(Data entries)
-----

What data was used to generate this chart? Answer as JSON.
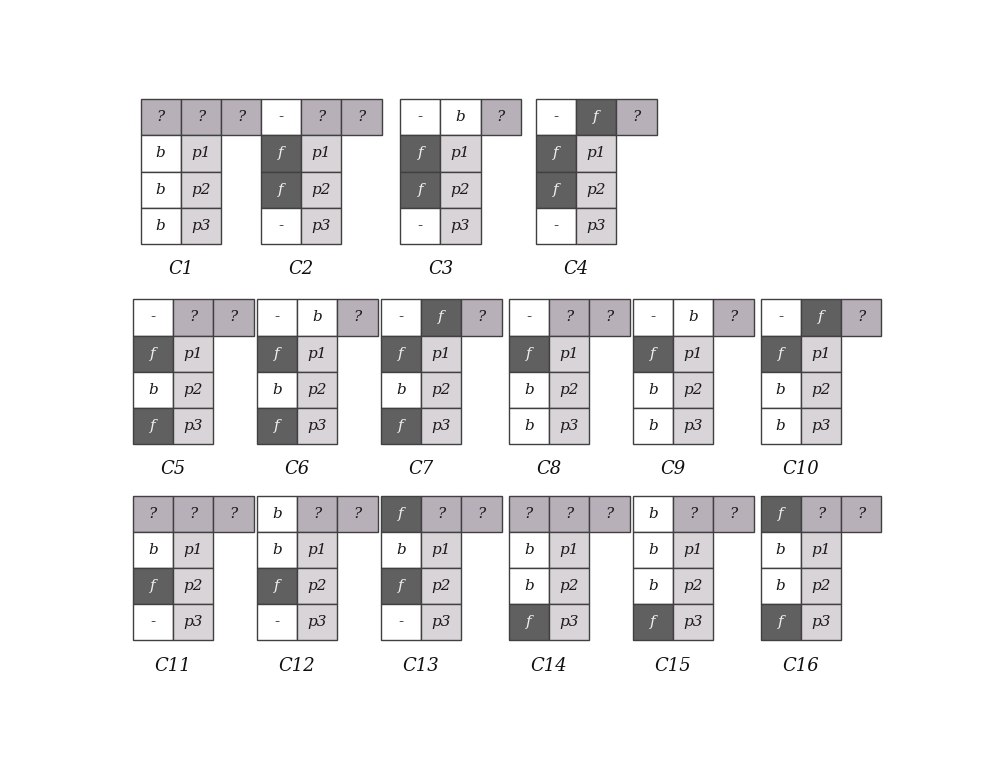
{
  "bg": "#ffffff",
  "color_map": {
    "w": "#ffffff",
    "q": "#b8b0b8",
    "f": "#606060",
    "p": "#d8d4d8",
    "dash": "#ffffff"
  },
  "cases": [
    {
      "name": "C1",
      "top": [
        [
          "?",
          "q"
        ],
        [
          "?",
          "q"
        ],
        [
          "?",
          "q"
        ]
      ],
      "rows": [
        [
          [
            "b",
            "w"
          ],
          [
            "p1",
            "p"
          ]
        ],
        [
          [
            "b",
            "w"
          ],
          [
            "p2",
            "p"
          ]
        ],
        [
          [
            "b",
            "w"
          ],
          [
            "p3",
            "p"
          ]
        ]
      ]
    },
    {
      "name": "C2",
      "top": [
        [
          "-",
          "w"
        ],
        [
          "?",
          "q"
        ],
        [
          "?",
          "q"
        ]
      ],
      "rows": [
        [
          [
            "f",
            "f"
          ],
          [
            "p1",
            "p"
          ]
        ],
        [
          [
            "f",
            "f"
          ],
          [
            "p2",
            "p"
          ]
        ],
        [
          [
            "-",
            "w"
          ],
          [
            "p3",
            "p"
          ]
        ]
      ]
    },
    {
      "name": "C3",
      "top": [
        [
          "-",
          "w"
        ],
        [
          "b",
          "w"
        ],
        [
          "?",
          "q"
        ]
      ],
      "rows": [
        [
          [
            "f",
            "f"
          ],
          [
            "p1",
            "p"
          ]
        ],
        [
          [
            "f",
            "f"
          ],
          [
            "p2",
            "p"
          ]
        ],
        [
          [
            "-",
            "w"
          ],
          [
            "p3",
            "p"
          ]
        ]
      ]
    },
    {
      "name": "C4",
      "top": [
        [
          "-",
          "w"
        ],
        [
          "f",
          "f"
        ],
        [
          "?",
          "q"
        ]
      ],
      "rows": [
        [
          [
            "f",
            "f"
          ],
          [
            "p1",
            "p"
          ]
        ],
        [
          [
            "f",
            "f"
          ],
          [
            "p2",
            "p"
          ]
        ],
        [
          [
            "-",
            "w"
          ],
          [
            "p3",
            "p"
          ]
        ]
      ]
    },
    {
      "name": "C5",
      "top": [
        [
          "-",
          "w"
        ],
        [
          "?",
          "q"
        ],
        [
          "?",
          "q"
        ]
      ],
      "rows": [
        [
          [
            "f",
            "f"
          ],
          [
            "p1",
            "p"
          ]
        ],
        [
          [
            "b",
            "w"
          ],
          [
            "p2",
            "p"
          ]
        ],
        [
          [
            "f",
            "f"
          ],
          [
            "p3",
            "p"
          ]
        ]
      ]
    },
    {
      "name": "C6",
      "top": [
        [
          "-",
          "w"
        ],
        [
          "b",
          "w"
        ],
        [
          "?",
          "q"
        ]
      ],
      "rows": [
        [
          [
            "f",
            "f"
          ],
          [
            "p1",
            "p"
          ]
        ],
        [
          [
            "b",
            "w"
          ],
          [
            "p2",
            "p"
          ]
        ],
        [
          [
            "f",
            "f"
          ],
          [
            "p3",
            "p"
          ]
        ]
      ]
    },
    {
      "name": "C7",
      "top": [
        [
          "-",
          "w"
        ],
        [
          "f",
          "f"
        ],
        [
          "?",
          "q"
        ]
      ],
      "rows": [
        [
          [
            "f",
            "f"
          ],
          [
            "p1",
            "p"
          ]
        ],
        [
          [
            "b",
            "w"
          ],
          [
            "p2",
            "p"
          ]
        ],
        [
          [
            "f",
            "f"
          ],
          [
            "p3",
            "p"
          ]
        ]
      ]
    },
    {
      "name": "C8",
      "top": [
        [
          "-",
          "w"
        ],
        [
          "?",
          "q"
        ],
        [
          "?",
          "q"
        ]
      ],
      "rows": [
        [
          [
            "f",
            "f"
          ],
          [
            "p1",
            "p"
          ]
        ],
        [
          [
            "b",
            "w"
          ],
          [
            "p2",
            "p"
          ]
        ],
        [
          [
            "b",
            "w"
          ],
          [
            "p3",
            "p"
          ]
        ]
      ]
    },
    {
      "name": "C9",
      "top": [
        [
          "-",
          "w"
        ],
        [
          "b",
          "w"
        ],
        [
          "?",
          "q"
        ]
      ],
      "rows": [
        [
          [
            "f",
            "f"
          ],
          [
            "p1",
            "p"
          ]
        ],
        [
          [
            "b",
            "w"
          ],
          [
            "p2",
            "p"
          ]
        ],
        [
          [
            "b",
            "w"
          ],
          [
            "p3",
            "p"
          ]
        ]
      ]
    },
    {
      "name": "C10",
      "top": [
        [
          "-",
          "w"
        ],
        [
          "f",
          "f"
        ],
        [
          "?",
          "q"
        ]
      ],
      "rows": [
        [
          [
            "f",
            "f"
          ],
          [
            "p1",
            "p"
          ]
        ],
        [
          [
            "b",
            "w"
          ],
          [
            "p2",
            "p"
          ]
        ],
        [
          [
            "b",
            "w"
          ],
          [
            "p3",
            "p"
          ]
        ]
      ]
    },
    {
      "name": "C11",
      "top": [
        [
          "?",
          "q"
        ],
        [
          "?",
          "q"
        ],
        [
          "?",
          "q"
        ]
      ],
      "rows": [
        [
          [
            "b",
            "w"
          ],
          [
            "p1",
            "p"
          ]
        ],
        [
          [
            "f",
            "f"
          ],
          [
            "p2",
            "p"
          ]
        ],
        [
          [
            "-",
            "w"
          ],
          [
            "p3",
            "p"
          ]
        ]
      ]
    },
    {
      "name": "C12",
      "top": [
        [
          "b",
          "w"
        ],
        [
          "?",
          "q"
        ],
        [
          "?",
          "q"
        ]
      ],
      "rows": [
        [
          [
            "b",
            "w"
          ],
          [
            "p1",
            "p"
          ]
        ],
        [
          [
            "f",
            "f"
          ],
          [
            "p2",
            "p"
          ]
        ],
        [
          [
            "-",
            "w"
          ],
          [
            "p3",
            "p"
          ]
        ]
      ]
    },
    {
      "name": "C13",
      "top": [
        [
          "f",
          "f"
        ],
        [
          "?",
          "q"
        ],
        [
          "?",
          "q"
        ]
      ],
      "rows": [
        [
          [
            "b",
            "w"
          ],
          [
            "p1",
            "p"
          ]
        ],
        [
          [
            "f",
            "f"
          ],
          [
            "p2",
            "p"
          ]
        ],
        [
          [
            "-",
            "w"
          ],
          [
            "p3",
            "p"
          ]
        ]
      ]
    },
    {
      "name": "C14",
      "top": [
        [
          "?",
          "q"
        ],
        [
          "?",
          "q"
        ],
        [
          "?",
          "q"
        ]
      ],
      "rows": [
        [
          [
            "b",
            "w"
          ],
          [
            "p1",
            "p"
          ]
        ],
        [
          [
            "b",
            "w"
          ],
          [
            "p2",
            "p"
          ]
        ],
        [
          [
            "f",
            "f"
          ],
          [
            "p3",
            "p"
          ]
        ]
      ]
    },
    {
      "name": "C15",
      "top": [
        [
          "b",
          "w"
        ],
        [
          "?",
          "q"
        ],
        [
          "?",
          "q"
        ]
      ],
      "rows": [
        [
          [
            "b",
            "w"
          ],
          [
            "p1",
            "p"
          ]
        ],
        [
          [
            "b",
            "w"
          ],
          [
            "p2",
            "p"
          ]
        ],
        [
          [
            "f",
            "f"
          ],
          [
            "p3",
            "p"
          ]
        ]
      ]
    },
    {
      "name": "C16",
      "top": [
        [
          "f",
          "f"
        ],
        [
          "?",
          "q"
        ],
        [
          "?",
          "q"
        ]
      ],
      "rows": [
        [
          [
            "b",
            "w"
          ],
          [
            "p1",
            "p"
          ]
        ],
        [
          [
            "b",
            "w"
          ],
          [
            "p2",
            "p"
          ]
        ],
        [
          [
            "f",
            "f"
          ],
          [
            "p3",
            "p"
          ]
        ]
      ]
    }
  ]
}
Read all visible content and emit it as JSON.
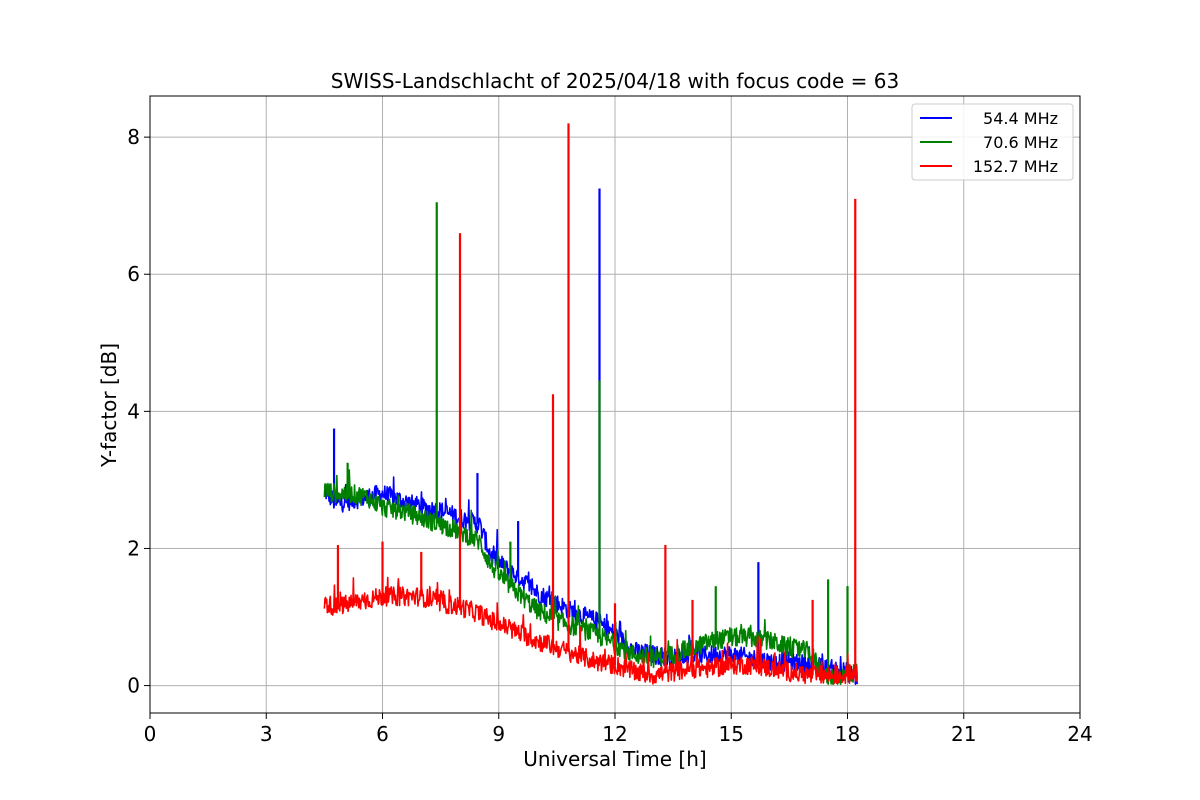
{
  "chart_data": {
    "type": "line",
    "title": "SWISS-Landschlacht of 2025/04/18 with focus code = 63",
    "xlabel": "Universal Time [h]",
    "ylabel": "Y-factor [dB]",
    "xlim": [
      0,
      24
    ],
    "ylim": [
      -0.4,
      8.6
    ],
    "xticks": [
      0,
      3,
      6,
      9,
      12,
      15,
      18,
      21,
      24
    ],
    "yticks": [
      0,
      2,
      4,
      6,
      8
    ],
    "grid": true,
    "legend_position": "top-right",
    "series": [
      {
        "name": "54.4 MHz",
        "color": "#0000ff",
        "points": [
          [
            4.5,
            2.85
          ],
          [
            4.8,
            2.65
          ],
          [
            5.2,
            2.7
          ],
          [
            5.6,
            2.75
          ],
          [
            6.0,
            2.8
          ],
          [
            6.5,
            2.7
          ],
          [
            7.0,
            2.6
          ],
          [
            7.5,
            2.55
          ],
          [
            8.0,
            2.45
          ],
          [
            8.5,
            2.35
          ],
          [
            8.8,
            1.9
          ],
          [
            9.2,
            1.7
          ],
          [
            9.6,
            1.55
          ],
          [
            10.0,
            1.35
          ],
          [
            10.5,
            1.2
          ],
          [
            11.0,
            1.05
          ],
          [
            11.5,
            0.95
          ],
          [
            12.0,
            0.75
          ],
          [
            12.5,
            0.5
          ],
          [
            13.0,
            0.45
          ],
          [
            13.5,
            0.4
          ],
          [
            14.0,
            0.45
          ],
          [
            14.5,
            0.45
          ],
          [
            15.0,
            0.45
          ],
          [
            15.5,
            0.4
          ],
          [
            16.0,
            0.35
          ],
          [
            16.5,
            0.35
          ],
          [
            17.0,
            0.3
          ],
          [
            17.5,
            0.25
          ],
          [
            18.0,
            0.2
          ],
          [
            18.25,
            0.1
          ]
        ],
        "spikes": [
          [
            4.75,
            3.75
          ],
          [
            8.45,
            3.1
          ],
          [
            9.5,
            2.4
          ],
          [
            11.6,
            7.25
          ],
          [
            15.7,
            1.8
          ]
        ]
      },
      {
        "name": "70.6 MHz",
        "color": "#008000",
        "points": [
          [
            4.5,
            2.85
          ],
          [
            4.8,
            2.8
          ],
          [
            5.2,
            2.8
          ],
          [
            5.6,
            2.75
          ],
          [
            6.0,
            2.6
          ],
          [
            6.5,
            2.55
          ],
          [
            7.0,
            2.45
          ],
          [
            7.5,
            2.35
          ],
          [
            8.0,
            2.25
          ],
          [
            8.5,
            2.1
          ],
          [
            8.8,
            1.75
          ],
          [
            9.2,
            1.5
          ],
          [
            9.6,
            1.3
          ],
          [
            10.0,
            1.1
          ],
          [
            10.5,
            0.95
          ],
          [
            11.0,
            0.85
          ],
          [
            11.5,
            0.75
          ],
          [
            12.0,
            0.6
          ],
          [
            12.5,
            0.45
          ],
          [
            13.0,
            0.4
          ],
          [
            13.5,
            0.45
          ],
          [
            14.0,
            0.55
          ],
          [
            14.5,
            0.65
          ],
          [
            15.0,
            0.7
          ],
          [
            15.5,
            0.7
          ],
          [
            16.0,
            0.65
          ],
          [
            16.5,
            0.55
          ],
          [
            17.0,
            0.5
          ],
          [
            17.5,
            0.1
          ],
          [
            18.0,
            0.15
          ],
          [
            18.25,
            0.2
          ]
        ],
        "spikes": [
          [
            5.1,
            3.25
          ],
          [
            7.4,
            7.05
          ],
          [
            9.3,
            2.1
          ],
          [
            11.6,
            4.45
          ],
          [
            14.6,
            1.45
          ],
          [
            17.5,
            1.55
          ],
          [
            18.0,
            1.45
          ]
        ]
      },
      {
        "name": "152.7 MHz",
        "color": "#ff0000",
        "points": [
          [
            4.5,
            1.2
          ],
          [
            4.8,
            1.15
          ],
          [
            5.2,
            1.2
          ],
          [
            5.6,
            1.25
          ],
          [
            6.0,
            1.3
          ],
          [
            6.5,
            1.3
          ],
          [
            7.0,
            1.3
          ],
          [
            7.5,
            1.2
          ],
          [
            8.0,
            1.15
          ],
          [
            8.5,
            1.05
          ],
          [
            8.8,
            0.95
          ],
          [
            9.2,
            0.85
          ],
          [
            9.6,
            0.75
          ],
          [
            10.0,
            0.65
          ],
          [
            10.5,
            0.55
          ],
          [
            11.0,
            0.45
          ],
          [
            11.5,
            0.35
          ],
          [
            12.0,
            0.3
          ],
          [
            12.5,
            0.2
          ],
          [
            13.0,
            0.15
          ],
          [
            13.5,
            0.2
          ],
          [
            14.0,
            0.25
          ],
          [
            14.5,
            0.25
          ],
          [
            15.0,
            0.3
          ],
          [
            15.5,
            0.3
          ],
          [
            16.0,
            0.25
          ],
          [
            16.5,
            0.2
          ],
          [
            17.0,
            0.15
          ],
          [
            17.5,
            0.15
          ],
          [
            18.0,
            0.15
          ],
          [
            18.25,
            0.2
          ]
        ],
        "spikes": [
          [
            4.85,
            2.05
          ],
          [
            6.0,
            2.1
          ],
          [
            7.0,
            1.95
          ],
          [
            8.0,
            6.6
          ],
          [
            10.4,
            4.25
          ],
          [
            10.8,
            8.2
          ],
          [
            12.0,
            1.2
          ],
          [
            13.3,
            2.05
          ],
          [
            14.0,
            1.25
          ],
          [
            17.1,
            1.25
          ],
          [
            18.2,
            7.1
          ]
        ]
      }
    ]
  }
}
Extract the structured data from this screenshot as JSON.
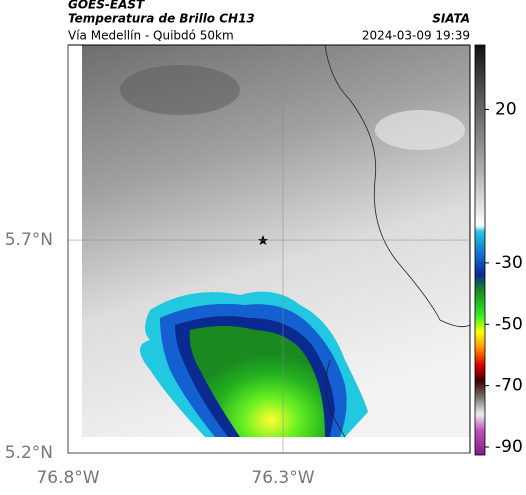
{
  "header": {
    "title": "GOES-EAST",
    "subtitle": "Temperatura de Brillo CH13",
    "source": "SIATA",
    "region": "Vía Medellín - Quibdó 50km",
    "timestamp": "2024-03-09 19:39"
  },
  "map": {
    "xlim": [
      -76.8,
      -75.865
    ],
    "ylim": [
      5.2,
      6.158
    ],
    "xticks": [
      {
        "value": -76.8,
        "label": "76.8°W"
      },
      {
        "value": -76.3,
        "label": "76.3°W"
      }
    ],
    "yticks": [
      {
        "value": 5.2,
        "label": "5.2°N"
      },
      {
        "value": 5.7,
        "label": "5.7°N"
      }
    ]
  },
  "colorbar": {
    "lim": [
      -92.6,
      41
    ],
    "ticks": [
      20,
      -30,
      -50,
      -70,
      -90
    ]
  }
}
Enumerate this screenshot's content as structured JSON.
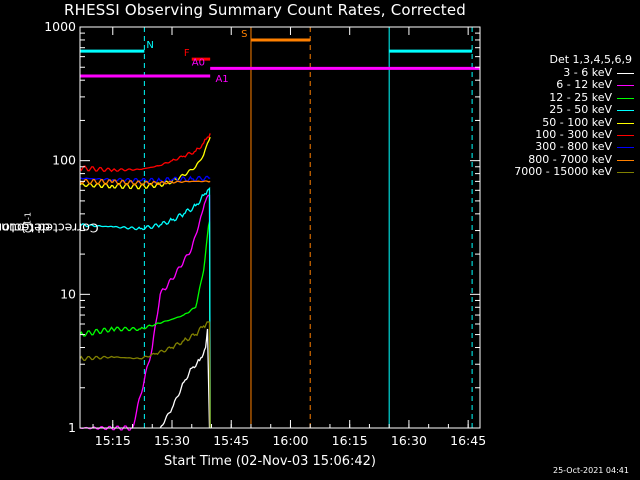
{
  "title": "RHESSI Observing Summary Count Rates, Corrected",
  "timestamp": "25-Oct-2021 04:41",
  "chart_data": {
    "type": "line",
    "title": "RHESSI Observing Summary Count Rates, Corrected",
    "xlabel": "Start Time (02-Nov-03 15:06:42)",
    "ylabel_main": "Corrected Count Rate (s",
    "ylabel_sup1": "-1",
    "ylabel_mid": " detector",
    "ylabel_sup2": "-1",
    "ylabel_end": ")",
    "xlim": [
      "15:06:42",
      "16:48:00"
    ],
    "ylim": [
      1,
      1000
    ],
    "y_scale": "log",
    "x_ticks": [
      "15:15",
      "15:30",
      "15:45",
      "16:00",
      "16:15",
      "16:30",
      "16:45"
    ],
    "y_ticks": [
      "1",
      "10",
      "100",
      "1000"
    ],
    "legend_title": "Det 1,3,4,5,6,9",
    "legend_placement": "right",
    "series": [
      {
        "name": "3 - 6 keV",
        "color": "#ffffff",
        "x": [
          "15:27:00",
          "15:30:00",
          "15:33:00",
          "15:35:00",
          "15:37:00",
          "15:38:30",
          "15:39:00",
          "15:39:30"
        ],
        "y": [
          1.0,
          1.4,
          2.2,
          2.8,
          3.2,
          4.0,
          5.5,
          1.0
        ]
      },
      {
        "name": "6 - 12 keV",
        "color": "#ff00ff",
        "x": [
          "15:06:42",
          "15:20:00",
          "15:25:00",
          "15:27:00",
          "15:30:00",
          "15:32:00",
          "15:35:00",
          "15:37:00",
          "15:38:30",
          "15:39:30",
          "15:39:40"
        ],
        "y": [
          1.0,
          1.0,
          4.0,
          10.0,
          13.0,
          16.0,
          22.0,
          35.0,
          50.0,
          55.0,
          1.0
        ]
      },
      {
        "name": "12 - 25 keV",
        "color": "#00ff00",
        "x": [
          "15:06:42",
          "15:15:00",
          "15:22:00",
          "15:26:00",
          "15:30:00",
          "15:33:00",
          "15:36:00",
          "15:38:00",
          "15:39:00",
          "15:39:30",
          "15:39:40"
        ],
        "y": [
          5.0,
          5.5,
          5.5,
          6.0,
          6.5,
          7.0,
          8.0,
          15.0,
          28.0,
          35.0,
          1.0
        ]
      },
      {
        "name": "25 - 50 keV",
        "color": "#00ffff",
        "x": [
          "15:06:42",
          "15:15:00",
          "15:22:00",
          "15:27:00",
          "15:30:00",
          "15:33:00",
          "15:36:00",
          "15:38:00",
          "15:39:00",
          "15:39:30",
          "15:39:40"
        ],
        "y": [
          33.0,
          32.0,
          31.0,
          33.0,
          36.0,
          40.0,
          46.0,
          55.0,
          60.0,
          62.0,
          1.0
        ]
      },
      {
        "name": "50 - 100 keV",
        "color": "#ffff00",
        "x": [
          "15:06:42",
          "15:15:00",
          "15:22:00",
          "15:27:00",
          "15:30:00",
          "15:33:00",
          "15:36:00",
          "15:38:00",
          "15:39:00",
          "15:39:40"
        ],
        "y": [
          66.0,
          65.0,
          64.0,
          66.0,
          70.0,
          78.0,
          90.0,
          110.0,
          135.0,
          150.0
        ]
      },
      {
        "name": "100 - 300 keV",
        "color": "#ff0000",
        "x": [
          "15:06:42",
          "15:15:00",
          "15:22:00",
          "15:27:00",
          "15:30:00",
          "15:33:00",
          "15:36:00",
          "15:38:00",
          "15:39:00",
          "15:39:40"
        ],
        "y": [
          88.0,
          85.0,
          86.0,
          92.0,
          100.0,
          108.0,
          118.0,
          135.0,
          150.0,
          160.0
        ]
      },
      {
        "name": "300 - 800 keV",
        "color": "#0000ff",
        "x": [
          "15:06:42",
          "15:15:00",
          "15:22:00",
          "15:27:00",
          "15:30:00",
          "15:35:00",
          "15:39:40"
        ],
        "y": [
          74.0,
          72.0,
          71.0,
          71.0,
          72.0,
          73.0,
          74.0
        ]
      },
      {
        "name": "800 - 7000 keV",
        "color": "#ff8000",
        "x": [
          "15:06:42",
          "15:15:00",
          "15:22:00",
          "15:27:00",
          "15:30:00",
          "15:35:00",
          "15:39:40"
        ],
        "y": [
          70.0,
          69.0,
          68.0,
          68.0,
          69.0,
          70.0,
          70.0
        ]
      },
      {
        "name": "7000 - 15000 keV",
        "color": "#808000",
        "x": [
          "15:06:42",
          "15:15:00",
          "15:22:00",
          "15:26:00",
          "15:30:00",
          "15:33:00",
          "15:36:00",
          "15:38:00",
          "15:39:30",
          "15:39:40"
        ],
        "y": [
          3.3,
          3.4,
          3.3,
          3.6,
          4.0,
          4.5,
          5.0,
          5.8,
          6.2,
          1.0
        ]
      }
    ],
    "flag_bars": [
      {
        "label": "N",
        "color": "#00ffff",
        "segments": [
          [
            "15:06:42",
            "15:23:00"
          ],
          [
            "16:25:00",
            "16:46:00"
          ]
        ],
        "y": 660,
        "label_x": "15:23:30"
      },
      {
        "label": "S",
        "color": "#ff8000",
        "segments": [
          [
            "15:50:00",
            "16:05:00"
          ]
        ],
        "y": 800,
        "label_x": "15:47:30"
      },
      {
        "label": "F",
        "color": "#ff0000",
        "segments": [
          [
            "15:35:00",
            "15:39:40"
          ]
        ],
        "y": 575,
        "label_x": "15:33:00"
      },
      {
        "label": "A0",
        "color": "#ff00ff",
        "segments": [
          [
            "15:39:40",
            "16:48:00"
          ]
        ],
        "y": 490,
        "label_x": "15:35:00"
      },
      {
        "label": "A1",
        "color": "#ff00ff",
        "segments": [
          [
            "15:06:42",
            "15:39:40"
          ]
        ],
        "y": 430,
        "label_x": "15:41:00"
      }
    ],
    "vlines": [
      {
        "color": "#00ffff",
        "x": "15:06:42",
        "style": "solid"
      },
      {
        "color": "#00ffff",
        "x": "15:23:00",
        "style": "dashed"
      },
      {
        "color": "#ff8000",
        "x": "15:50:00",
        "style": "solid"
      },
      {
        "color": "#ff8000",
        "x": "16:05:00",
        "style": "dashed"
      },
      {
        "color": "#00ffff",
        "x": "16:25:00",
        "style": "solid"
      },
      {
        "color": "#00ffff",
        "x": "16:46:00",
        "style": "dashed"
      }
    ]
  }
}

-----

Problem to solve — Pull out every line containing "timestamp".

Full solution —
    "timestamp": "2024-03-09 19:39"
  "timestamp": "25-Oct-2021 04:41",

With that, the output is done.